From the entries that follow, gather each line holding the word "capabilities".

■ Dataset entries
- - - -
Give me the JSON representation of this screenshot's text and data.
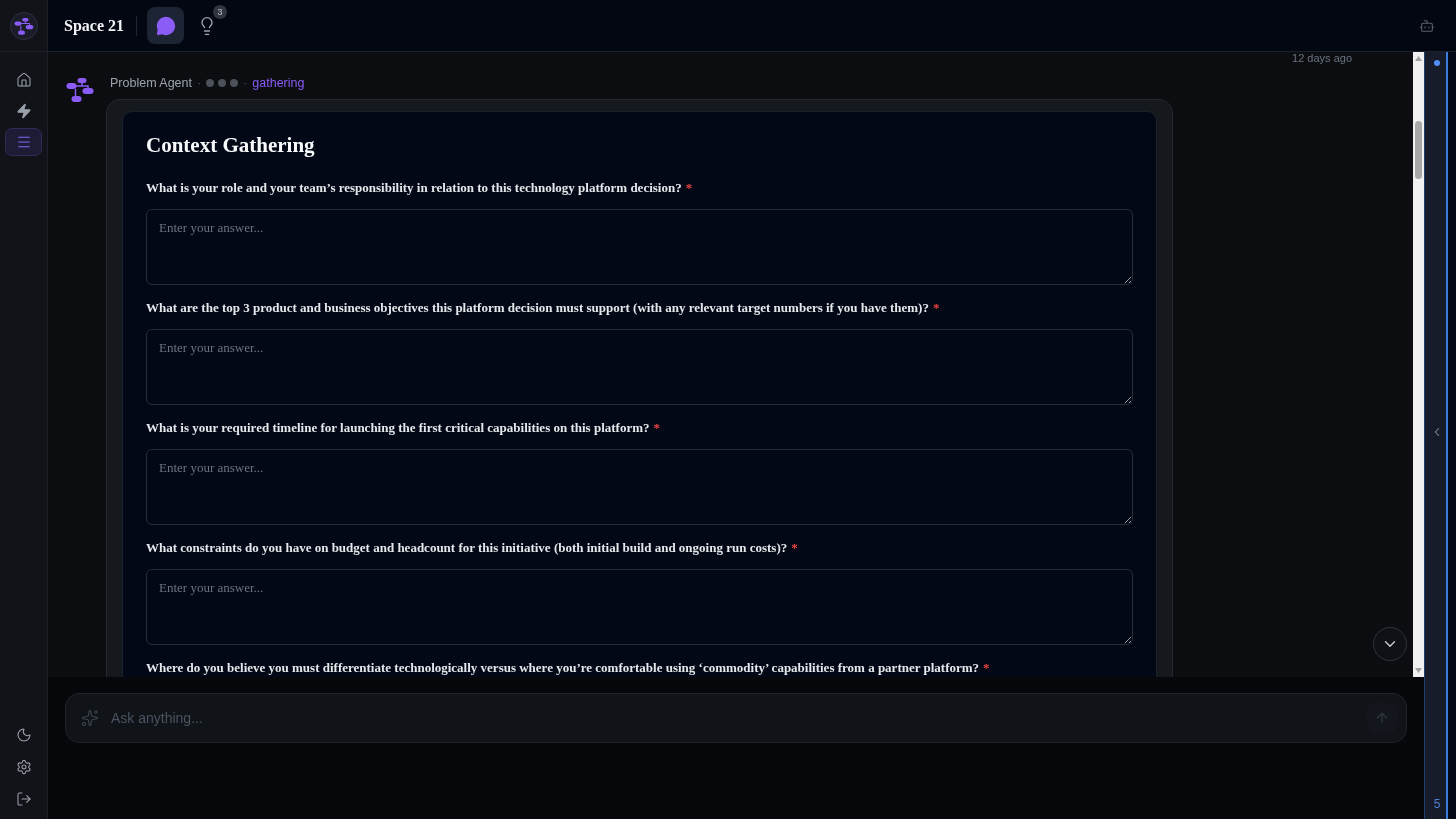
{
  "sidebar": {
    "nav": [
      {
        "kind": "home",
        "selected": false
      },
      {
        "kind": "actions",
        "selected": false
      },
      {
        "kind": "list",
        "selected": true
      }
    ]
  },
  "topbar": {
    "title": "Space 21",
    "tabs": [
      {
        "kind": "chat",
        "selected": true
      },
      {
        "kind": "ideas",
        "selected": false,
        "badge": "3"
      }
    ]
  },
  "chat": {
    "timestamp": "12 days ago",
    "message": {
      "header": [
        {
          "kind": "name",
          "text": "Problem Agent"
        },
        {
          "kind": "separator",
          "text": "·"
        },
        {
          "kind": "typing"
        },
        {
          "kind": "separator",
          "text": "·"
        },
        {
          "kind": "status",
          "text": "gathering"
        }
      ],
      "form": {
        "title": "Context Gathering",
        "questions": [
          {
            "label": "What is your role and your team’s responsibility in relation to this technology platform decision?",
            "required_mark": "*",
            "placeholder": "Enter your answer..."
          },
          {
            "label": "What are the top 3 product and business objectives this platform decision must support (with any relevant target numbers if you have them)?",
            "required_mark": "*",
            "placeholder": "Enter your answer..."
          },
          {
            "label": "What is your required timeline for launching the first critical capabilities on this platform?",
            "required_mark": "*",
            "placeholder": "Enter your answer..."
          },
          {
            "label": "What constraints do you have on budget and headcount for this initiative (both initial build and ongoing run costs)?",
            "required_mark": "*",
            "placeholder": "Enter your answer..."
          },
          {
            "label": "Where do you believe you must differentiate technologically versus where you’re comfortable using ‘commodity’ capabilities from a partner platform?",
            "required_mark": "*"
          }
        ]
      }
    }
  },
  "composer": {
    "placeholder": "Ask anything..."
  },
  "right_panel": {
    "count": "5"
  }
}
- - - -
■ Expected output
            "label": "What is your required timeline for launching the first critical capabilities on this platform?",
            "label": "Where do you believe you must differentiate technologically versus where you’re comfortable using ‘commodity’ capabilities from a partner platform?",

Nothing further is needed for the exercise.